----- Entries -----

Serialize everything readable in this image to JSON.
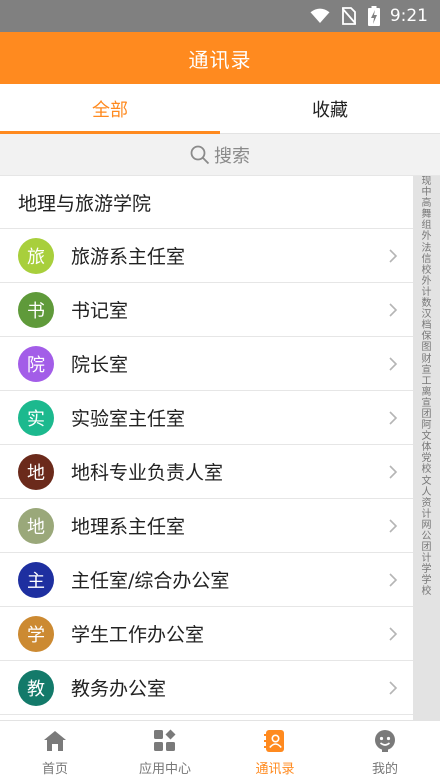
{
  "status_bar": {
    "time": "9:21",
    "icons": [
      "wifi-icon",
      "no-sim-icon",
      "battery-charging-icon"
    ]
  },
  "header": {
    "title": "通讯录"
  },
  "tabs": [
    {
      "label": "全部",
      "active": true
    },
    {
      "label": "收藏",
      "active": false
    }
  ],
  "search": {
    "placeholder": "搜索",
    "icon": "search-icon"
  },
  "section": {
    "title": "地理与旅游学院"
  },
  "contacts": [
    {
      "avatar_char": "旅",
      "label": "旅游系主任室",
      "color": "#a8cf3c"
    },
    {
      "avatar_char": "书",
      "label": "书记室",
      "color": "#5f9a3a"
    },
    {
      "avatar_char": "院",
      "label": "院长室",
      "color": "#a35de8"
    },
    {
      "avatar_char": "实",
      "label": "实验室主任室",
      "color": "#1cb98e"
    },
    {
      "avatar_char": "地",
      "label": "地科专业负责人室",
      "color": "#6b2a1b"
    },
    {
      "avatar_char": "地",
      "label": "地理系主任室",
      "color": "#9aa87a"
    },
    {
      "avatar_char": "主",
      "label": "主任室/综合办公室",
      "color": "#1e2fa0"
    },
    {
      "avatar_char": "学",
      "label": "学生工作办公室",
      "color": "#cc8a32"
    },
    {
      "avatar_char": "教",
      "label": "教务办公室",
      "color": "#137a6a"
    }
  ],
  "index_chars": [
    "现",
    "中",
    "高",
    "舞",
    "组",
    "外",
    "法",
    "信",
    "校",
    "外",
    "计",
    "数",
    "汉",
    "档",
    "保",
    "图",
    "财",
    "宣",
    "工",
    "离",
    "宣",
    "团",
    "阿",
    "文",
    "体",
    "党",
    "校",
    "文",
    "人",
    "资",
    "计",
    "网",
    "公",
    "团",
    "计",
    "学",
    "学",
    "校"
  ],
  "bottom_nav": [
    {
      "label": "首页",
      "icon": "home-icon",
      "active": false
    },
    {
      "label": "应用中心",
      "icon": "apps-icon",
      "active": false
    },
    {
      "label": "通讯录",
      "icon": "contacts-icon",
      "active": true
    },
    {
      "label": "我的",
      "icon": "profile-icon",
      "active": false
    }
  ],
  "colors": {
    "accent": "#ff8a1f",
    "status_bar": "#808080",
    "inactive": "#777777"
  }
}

-----

# [Exercise task]
Print out the lines exactly, skipping any picture.

# [Answer below]
Serialize everything readable in this image to JSON.
{
  "status_bar": {
    "time": "9:21",
    "icons": [
      "wifi-icon",
      "no-sim-icon",
      "battery-charging-icon"
    ]
  },
  "header": {
    "title": "通讯录"
  },
  "tabs": [
    {
      "label": "全部",
      "active": true
    },
    {
      "label": "收藏",
      "active": false
    }
  ],
  "search": {
    "placeholder": "搜索",
    "icon": "search-icon"
  },
  "section": {
    "title": "地理与旅游学院"
  },
  "contacts": [
    {
      "avatar_char": "旅",
      "label": "旅游系主任室",
      "color": "#a8cf3c"
    },
    {
      "avatar_char": "书",
      "label": "书记室",
      "color": "#5f9a3a"
    },
    {
      "avatar_char": "院",
      "label": "院长室",
      "color": "#a35de8"
    },
    {
      "avatar_char": "实",
      "label": "实验室主任室",
      "color": "#1cb98e"
    },
    {
      "avatar_char": "地",
      "label": "地科专业负责人室",
      "color": "#6b2a1b"
    },
    {
      "avatar_char": "地",
      "label": "地理系主任室",
      "color": "#9aa87a"
    },
    {
      "avatar_char": "主",
      "label": "主任室/综合办公室",
      "color": "#1e2fa0"
    },
    {
      "avatar_char": "学",
      "label": "学生工作办公室",
      "color": "#cc8a32"
    },
    {
      "avatar_char": "教",
      "label": "教务办公室",
      "color": "#137a6a"
    }
  ],
  "index_chars": [
    "现",
    "中",
    "高",
    "舞",
    "组",
    "外",
    "法",
    "信",
    "校",
    "外",
    "计",
    "数",
    "汉",
    "档",
    "保",
    "图",
    "财",
    "宣",
    "工",
    "离",
    "宣",
    "团",
    "阿",
    "文",
    "体",
    "党",
    "校",
    "文",
    "人",
    "资",
    "计",
    "网",
    "公",
    "团",
    "计",
    "学",
    "学",
    "校"
  ],
  "bottom_nav": [
    {
      "label": "首页",
      "icon": "home-icon",
      "active": false
    },
    {
      "label": "应用中心",
      "icon": "apps-icon",
      "active": false
    },
    {
      "label": "通讯录",
      "icon": "contacts-icon",
      "active": true
    },
    {
      "label": "我的",
      "icon": "profile-icon",
      "active": false
    }
  ],
  "colors": {
    "accent": "#ff8a1f",
    "status_bar": "#808080",
    "inactive": "#777777"
  }
}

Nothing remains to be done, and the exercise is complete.